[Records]

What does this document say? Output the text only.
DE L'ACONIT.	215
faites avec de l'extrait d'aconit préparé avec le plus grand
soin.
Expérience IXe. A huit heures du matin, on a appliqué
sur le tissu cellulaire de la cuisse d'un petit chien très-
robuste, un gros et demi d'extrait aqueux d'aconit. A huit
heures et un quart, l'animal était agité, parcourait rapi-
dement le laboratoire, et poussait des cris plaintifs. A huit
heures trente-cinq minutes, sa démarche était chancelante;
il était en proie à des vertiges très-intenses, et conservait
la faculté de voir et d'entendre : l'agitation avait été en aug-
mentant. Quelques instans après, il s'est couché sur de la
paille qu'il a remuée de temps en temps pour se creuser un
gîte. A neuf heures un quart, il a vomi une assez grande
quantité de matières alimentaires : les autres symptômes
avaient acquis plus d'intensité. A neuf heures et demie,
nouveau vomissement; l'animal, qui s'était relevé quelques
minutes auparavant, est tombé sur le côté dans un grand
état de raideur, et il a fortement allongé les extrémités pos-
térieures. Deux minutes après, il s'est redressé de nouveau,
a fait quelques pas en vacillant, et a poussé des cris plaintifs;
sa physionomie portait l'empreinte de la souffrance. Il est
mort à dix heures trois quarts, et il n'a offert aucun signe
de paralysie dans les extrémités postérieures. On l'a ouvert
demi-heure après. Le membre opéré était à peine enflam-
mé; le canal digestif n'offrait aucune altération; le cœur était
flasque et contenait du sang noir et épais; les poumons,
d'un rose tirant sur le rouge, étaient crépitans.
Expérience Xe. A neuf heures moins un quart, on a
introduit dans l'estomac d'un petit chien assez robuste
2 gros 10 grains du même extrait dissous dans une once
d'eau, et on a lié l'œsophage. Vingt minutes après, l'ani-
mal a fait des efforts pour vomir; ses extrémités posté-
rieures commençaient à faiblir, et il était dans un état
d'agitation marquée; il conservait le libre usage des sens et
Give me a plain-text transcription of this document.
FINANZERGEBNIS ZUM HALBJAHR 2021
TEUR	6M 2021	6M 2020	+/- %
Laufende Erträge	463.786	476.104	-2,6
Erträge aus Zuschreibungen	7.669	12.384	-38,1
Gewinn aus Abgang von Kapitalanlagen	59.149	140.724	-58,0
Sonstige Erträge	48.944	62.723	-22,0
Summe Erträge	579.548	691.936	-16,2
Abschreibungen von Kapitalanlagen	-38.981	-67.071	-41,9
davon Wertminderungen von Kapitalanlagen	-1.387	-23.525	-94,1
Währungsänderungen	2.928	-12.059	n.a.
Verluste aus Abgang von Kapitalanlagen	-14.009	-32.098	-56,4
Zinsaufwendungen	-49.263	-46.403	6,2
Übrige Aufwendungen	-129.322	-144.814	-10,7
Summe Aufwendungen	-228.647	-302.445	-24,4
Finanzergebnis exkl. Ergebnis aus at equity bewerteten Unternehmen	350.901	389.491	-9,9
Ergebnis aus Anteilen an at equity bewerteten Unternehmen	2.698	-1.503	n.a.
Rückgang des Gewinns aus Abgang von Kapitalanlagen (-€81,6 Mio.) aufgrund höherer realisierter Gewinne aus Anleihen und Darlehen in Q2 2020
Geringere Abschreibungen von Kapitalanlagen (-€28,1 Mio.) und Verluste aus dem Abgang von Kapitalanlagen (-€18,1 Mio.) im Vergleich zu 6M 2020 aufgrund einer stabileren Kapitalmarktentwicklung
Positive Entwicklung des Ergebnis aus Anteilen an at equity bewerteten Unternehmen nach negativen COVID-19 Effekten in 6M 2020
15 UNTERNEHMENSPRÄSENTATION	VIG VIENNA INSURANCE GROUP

• [What to do] Each line that holds the string "état" counts once; give the total and nothing else.

• [Output for this task] 2